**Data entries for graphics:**
---+---
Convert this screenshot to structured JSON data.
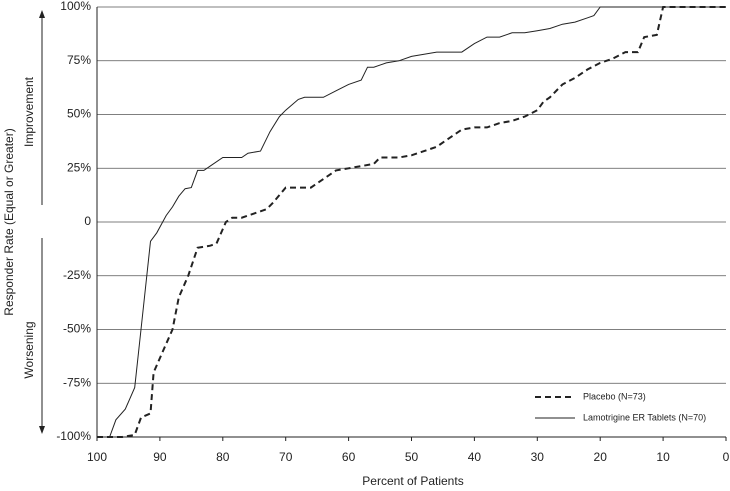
{
  "chart_data": {
    "type": "line",
    "x_label": "Percent of Patients",
    "y_label": "Responder Rate (Equal or Greater)",
    "annotations": [
      "Improvement",
      "Worsening"
    ],
    "xlim": [
      100,
      0
    ],
    "xticks": [
      100,
      90,
      80,
      70,
      60,
      50,
      40,
      30,
      20,
      10,
      0
    ],
    "ylim": [
      -100,
      100
    ],
    "yticks": [
      {
        "value": -100,
        "label": "-100%"
      },
      {
        "value": -75,
        "label": "-75%"
      },
      {
        "value": -50,
        "label": "-50%"
      },
      {
        "value": -25,
        "label": "-25%"
      },
      0,
      {
        "value": 25,
        "label": "25%"
      },
      {
        "value": 50,
        "label": "50%"
      },
      {
        "value": 75,
        "label": "75%"
      },
      {
        "value": 100,
        "label": "100%"
      }
    ],
    "grid": true,
    "legend": "lower right",
    "series": [
      {
        "name": "Placebo (N=73)",
        "color": "#222222",
        "line_style": "dashed",
        "x": [
          100,
          96,
          94,
          93,
          91.5,
          91,
          89.5,
          88,
          87,
          85.5,
          84,
          82,
          81,
          79.5,
          78.5,
          77,
          75,
          73,
          72,
          70,
          68,
          66,
          64,
          62,
          60,
          58,
          56,
          55,
          52,
          50,
          48,
          46,
          44,
          42,
          40,
          38,
          36,
          34,
          32,
          30,
          29,
          28,
          26,
          24,
          22,
          20,
          18,
          16,
          14,
          13,
          11,
          10,
          0
        ],
        "values": [
          -100,
          -100,
          -99,
          -91,
          -89,
          -70,
          -60,
          -50,
          -35,
          -25,
          -12,
          -11,
          -10,
          0,
          2,
          2,
          4,
          6,
          9,
          16,
          16,
          16,
          20,
          24,
          25,
          26,
          27,
          30,
          30,
          31,
          33,
          35,
          39,
          43,
          44,
          44,
          46,
          47,
          49,
          52,
          56,
          58,
          64,
          67,
          71,
          74,
          76,
          79,
          79,
          86,
          87,
          100,
          100
        ]
      },
      {
        "name": "Lamotrigine ER Tablets (N=70)",
        "color": "#222222",
        "line_style": "solid",
        "x": [
          100,
          98,
          97,
          95.5,
          94,
          93,
          91.5,
          90.5,
          89,
          88,
          87,
          86,
          85,
          84,
          83,
          82,
          80,
          78,
          77,
          76,
          74,
          72.5,
          71,
          70,
          68,
          67,
          64,
          62,
          60,
          58,
          57,
          56,
          54,
          52,
          50,
          48,
          46,
          42,
          40,
          38,
          36,
          34,
          32,
          30,
          28,
          26,
          24,
          22,
          21,
          20,
          0
        ],
        "values": [
          -100,
          -100,
          -92,
          -87,
          -77,
          -50,
          -9,
          -5,
          3,
          7,
          12,
          15.5,
          16,
          24,
          24,
          26,
          30,
          30,
          30,
          32,
          33,
          42,
          49,
          52,
          57,
          58,
          58,
          61,
          64,
          66,
          72,
          72,
          74,
          75,
          77,
          78,
          79,
          79,
          83,
          86,
          86,
          88,
          88,
          89,
          90,
          92,
          93,
          95,
          96,
          100,
          100
        ]
      }
    ]
  }
}
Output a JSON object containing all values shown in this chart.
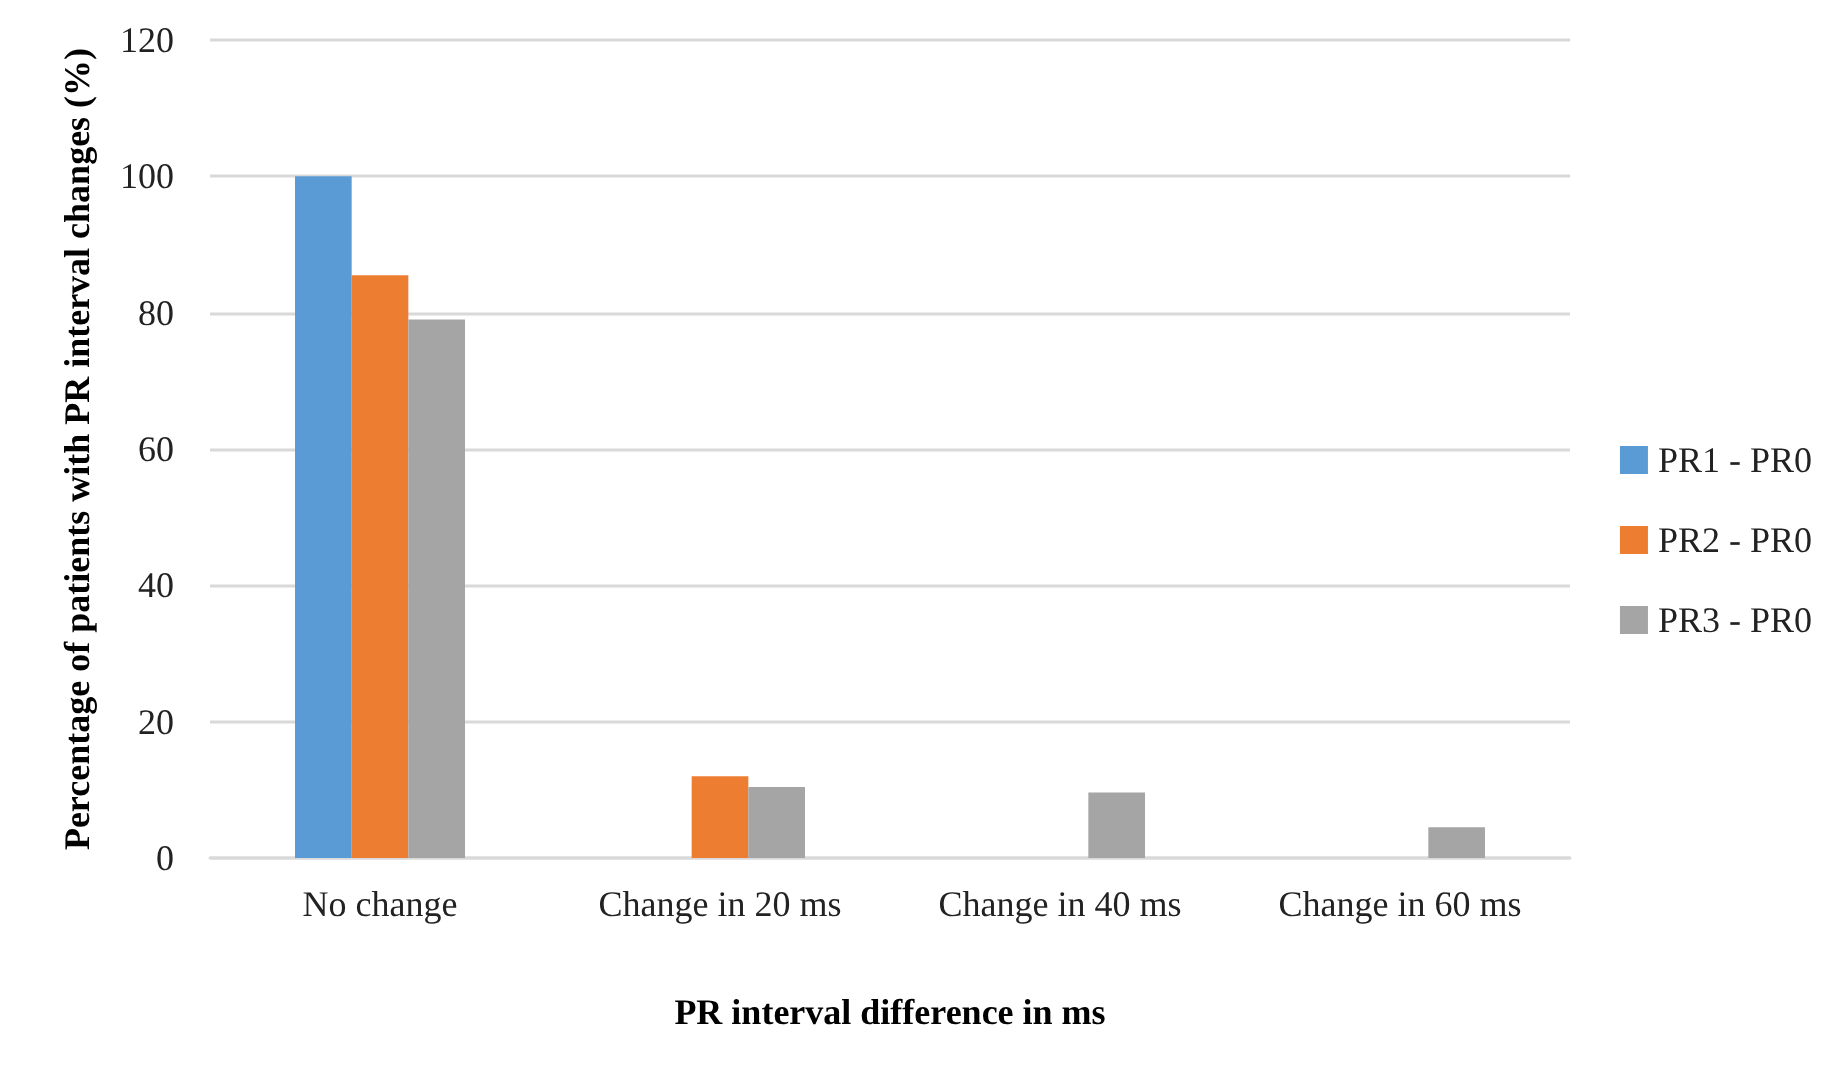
{
  "chart_data": {
    "type": "bar",
    "xlabel": "PR interval difference in ms",
    "ylabel": "Percentage of patients with PR interval changes (%)",
    "categories": [
      "No change",
      "Change in 20 ms",
      "Change in 40 ms",
      "Change in 60 ms"
    ],
    "series": [
      {
        "name": "PR1 - PR0",
        "color": "#5b9bd5",
        "values": [
          100,
          0,
          0,
          0
        ]
      },
      {
        "name": "PR2 - PR0",
        "color": "#ed7d31",
        "values": [
          85.5,
          12,
          0,
          0
        ]
      },
      {
        "name": "PR3 - PR0",
        "color": "#a5a5a5",
        "values": [
          79,
          10.4,
          9.6,
          4.5
        ]
      }
    ],
    "ylim": [
      0,
      120
    ],
    "yticks": [
      0,
      20,
      40,
      60,
      80,
      100,
      120
    ],
    "grid": "y",
    "legend": "right"
  }
}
---+---
**What needs to be done:** Please tally the lines above that include the word "interval" and answer with the number by itself.

**Response to this task:** 2